## start DATA ROWS

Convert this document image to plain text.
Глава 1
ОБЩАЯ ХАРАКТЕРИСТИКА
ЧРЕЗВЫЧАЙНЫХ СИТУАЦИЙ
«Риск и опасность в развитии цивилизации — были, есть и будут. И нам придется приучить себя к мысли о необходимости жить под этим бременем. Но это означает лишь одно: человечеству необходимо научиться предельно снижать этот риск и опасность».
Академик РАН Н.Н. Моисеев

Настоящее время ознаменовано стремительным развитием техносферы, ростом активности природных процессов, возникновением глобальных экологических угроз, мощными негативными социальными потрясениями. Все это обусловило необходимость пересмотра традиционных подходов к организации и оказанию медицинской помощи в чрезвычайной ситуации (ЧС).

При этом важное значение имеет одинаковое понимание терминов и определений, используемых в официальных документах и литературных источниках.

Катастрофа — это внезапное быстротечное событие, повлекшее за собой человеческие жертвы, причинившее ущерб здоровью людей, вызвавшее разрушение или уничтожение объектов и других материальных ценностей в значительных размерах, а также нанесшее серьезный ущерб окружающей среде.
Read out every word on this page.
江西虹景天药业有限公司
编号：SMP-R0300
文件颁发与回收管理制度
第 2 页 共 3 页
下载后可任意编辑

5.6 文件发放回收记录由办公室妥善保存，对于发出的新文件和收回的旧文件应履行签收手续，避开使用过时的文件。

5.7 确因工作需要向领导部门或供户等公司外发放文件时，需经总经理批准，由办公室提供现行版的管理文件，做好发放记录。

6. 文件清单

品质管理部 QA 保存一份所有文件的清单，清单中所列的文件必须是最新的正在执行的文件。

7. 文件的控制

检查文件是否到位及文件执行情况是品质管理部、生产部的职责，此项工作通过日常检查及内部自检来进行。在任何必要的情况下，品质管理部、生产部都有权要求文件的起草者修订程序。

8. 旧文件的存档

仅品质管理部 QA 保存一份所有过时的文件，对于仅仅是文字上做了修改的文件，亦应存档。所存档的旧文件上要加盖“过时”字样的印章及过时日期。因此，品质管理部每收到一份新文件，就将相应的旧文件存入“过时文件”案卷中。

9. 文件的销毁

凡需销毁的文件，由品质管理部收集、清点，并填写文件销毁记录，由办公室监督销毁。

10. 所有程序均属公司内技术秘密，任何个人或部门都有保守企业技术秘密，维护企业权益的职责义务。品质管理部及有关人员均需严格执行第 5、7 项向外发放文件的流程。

## end DATA ROWS

WHAT TO WORK ON: Gather, from the listing above, every line carrying the word "this".

FINAL RESULT:
Convert this document image to plain text.
Read out every word on this page.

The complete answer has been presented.